Pull out every line from the listing that has the word "dire".

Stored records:

★ ★ ★ ★ ★

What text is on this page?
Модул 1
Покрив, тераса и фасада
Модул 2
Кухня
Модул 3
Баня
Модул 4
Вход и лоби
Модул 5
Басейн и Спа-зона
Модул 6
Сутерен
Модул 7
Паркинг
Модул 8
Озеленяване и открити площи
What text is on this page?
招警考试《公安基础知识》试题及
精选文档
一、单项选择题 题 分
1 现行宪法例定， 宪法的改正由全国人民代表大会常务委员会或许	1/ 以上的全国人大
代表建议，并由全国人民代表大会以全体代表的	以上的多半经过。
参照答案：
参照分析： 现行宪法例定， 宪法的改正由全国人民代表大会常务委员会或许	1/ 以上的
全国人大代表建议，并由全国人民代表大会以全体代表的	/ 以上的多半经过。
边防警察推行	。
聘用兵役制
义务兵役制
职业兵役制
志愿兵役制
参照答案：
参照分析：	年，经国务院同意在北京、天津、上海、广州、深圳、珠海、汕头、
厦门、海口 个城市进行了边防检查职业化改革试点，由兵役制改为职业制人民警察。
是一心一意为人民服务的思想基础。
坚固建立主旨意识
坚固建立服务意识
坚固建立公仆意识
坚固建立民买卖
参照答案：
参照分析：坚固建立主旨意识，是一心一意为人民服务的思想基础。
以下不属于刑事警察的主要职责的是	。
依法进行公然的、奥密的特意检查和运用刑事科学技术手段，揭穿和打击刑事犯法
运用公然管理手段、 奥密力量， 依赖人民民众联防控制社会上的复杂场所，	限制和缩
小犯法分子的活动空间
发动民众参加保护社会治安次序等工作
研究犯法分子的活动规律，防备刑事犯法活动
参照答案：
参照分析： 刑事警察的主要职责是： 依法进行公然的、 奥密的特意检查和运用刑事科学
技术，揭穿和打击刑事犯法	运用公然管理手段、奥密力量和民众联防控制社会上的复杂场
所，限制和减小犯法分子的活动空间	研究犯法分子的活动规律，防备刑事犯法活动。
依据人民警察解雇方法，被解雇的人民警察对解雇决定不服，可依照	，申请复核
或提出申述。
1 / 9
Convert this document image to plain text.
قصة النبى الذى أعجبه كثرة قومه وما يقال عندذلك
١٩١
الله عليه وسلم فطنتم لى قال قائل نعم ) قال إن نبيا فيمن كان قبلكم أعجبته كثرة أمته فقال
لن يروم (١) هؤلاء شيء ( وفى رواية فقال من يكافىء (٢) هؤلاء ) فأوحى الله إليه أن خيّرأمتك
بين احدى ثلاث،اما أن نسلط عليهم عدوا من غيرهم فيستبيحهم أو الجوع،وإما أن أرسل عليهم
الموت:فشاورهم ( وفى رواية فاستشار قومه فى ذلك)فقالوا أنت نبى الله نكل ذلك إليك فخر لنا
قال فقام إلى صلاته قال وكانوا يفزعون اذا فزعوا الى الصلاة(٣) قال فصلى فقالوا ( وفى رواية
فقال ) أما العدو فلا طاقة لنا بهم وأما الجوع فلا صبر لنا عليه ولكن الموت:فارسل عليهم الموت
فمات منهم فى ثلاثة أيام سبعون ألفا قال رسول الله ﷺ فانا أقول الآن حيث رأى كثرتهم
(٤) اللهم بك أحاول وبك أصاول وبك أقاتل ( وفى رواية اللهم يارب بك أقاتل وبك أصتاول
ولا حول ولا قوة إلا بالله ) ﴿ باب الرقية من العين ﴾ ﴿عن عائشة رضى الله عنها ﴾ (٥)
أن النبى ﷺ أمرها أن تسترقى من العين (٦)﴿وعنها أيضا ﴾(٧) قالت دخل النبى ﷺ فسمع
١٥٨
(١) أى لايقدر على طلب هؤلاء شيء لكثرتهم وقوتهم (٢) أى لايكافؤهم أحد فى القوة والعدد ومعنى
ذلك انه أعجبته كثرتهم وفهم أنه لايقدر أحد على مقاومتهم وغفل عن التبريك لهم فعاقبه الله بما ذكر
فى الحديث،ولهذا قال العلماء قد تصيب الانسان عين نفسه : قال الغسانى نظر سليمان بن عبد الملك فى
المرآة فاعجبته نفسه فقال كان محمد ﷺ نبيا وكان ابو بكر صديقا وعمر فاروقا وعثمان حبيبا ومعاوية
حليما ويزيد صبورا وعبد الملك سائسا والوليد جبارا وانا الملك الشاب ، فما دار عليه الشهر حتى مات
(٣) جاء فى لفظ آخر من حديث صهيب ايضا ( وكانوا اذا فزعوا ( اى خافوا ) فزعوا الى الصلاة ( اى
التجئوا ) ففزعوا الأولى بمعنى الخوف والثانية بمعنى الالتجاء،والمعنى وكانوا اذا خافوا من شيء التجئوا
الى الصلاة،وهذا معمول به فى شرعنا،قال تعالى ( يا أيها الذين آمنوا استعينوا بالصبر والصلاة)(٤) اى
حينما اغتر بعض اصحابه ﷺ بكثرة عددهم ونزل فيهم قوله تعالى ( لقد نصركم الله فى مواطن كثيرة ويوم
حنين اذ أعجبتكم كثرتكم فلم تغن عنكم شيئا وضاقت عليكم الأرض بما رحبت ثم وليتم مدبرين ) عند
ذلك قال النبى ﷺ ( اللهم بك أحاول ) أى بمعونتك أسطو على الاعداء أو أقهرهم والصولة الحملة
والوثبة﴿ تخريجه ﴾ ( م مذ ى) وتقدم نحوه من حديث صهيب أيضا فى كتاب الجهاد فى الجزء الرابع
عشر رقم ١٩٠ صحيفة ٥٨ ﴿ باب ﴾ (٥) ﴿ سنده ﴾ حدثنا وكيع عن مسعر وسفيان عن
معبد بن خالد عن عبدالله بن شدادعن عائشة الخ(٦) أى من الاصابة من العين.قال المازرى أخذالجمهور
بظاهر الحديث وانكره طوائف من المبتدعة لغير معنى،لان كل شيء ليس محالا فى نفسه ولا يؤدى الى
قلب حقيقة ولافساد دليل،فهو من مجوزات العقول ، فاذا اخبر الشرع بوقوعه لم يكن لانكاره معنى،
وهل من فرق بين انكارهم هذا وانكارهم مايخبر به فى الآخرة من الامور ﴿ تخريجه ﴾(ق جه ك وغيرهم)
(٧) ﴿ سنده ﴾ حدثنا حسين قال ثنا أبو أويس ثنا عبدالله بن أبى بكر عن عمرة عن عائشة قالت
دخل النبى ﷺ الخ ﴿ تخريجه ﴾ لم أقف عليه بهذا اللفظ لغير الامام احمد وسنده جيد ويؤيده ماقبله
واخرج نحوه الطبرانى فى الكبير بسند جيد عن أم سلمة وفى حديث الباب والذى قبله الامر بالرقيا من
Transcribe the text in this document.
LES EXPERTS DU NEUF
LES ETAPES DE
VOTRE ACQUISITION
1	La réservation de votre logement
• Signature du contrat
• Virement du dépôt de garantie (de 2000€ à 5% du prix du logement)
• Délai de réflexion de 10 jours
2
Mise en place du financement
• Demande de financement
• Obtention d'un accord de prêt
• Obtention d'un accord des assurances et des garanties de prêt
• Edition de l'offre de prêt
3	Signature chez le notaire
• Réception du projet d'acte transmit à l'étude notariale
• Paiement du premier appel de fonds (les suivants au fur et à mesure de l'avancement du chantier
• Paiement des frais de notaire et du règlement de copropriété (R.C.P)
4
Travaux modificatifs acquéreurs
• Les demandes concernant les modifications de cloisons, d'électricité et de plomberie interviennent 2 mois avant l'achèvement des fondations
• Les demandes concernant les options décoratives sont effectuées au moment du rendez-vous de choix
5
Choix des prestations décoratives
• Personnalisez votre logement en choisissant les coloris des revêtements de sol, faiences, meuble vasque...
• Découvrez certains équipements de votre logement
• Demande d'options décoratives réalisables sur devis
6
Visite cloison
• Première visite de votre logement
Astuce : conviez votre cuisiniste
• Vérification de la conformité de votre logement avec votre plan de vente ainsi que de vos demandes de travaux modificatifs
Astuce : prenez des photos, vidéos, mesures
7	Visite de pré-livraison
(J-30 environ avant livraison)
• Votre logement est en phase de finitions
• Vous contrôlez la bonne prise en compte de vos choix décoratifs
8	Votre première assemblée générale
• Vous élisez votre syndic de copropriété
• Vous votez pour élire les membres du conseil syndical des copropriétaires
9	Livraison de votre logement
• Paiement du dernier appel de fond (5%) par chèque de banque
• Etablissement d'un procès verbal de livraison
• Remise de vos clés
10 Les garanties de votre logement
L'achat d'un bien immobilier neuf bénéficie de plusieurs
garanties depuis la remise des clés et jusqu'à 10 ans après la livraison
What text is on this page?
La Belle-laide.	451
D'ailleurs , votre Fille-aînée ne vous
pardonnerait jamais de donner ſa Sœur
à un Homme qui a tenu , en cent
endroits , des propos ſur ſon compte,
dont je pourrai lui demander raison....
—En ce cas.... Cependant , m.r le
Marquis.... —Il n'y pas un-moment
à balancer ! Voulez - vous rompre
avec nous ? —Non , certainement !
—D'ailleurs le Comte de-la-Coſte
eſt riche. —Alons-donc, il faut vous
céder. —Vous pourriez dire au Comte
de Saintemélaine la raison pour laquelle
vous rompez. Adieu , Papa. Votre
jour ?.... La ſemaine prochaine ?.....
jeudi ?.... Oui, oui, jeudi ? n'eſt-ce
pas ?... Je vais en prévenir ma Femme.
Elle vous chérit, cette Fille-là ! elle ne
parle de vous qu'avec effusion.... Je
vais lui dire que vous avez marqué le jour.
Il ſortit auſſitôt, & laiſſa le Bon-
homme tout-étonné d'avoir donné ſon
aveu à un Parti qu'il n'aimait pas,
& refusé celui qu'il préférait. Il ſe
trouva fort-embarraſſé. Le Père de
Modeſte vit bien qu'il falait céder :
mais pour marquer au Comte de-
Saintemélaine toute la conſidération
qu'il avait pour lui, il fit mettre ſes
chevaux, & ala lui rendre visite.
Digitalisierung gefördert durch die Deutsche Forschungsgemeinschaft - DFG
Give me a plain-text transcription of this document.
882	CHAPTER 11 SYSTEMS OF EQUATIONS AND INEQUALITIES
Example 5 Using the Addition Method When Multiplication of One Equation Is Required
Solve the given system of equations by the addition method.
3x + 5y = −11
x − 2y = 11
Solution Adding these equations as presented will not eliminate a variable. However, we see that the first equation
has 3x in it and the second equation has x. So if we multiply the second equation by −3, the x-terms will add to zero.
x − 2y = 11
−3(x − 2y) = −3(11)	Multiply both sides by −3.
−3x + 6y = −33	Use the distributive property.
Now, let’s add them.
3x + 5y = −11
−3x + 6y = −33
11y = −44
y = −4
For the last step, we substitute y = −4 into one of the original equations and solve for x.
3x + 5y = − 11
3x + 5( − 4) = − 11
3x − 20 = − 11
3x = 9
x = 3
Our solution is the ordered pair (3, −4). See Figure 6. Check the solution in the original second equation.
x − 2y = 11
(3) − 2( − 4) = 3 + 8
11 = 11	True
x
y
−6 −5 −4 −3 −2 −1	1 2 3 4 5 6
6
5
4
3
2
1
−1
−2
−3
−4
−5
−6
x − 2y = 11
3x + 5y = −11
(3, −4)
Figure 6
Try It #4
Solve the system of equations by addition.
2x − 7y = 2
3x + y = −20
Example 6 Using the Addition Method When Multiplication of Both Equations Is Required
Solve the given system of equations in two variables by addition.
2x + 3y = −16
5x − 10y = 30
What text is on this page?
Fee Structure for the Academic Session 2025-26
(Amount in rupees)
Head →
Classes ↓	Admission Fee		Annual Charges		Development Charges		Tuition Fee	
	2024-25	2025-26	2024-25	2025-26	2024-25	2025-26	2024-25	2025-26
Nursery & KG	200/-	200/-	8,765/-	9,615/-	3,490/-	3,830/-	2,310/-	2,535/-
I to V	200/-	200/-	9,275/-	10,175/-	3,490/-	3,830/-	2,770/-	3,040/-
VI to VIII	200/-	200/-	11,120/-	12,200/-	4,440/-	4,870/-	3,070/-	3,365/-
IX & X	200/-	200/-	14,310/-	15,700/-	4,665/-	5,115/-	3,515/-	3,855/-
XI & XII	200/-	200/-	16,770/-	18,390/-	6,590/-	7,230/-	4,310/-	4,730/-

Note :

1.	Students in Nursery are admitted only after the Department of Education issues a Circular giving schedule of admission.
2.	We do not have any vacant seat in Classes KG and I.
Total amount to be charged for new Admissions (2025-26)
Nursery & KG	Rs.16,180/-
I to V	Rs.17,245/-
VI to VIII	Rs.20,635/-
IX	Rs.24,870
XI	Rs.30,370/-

★ ★ ★ ★ ★

RIGHT ANSWER »
céder. —Vous pourriez dire au Comte
vais lui dire que vous avez marqué le jour.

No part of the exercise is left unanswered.